**ТЕКСТ:**
------------------------------

Стихи «Пасторалей» — нежные, лирические, полны жизнелюбия и восторга перед миром: «Я залюбовался пиром — рубином, изумрудом и сапфиром, живым, живым, но непонятным миром».
В своей поэме «Играющий человек» (появившейся в советском самиздате в 1977 году), Юрий Иваск так пишет о Чиннове, с которым «уже тридцатилетие друзья»:
По рассмотрению – веселый малый:Ужне из Хлебникова ли смехач?Ночами Вопленица наставлялаЕго (из Анненского): — Чаще плачь!Утешился бы с пушкинской Резвушкой.Быть Игорю (ей-ей) ее игрушкой!Кукушка меланхолии: куш-куш.
Да, про автора «Пасторалей» действительно можно сказать «веселый малый».
Марк Слоним, тоже хорошо знавший Чиннова, писал: «У него живой и насмешливый нрав, он радуется своим выдумкам, каламбурам и забавной игре словами, составляющей одну из самых характерных особенностей его поэзии»[20].
По количеству разных выдумок, по богатству образов среди современных русских поэтов Чиннову трудно найти равного. В «Пасторалях» это образы, рисующие богатство матери-земли, с ее «полурайскими садами», где и «цветы всего цветистее», и «птицы-самоцветы», и «в платье розовом метиска», а «наряды поярче цветов и зари», где «пляшет краля, и все у нее — ходуном», где мы «кусаем уголки горячей пиццы», где «влажно-солнечные Гаваи» и влюбленные «в сиянии райского тепла кусали яблочко наливное, счастливые, не зная зла».
Поистине, владеющий всем этим — богат, «как богдыхан, как падишах!»
Пожалуй, прав Михаил Крепс: «Чиннов, несомненно, единственный и, по-видимому, последний эстет нашего времени… Красивее в стихах не бывает»[21].
Каких только красок, оттенков, птиц, зверей, камней, цветов у него нет.

------------------------------

**ПРЕДСТАВЛЕННЫЕ ЗАПИСИ:**
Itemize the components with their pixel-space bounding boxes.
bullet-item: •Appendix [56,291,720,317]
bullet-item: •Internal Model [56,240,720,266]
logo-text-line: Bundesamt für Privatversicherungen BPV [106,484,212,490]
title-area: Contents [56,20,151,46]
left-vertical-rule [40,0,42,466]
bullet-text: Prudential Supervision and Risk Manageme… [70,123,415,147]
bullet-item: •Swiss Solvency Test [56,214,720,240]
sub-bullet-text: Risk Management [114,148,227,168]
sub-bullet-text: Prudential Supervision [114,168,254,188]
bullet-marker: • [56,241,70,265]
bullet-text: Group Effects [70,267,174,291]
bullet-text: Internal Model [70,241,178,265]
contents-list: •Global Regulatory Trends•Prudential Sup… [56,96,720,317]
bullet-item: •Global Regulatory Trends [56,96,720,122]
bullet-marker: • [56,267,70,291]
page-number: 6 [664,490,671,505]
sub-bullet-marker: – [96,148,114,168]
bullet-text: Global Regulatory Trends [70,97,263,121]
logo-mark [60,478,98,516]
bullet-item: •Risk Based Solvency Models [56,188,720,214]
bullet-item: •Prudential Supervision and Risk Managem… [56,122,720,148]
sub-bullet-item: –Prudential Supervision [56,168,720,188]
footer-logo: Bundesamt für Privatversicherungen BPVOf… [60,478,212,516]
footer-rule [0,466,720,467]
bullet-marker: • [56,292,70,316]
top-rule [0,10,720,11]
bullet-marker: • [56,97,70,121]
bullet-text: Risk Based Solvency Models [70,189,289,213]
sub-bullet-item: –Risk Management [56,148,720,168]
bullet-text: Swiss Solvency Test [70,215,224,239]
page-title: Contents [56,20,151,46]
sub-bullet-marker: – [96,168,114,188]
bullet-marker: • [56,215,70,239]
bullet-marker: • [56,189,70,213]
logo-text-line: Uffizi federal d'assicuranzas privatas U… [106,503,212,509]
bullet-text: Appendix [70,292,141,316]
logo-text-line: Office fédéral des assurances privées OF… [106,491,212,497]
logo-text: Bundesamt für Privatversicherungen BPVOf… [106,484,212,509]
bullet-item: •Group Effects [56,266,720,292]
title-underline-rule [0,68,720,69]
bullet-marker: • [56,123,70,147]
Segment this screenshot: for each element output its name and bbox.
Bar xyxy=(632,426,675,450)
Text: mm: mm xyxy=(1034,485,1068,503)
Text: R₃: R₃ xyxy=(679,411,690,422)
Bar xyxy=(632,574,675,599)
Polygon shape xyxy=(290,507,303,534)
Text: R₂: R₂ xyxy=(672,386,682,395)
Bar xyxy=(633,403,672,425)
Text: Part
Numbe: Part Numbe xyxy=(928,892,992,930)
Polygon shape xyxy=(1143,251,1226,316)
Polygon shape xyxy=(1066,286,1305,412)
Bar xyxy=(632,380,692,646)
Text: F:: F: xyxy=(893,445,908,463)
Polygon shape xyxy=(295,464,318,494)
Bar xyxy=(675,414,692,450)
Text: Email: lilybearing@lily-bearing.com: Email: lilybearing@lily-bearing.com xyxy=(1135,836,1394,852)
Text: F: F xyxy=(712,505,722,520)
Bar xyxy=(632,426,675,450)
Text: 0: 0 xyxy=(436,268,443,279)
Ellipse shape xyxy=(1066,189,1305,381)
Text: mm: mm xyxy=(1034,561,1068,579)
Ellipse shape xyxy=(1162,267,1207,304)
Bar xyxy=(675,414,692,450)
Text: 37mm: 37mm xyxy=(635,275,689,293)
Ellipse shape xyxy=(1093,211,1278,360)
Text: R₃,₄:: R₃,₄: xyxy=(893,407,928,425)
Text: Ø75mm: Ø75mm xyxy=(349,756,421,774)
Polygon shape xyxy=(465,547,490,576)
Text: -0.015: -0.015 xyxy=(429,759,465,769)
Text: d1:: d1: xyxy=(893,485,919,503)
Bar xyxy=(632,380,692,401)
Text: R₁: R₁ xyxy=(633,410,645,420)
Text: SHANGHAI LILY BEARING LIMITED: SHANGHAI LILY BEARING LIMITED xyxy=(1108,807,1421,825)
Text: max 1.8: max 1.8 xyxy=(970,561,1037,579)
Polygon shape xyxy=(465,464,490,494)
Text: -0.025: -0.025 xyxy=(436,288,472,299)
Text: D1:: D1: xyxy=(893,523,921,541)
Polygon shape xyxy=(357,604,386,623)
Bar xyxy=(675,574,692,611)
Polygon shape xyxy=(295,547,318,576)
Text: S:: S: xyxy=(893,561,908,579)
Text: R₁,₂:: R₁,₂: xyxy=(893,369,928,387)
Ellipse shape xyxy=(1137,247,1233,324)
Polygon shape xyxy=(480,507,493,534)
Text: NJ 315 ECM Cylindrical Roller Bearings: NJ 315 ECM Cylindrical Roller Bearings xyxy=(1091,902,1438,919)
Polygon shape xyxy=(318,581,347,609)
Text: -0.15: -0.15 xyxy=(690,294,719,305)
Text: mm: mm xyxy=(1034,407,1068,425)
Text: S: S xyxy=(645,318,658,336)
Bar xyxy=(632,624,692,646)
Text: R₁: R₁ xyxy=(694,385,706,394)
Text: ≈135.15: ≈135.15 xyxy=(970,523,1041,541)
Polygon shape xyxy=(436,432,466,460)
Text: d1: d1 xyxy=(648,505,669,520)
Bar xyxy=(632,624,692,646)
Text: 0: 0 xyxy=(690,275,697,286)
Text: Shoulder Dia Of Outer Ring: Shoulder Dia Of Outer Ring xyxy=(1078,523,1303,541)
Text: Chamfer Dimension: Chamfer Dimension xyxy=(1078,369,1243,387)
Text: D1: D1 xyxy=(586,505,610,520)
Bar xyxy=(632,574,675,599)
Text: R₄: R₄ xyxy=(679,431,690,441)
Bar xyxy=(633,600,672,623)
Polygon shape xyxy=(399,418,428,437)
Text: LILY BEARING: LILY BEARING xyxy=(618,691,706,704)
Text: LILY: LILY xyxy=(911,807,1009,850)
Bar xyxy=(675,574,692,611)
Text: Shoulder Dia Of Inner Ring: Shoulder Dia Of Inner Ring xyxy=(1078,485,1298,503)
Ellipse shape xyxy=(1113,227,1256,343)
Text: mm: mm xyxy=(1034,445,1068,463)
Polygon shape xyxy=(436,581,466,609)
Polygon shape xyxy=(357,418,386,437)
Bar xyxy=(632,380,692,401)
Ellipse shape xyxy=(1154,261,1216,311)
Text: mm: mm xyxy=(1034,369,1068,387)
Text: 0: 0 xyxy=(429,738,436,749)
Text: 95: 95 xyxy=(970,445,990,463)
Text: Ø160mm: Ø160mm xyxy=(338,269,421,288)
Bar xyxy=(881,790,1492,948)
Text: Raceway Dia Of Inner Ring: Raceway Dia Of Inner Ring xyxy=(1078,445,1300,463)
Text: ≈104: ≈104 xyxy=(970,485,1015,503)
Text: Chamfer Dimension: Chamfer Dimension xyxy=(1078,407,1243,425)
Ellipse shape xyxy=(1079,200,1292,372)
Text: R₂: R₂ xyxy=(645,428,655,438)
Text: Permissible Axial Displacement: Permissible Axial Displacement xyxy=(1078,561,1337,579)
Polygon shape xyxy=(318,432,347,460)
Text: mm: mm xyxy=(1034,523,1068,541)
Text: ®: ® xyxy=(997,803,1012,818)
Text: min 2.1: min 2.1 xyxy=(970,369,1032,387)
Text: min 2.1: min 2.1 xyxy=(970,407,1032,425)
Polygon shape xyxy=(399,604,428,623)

------------------------------

**УСЛОВИЕ ЗАДАНИЯ:**
Ответьте на вопросы по тексту о поэзии Чиннова.
(a) В каком году поэма «Играющий человек» появилась в советском самиздате?
(b) Кто назвал Чиннова единственным и, по-видимому, последним эстетом нашего времени?
(c) Какие три драгоценных камня перечислены в строке из «Пасторалей», приведенной в начале?
Приведенные записи не связаны с текстом о поэзии Чиннова.

**ВЫПОЛНЕННОЕ ЗАДАНИЕ:**
(a) В 1977 году.
(b) Михаил Крепс.
(c) Рубин, изумруд и сапфир.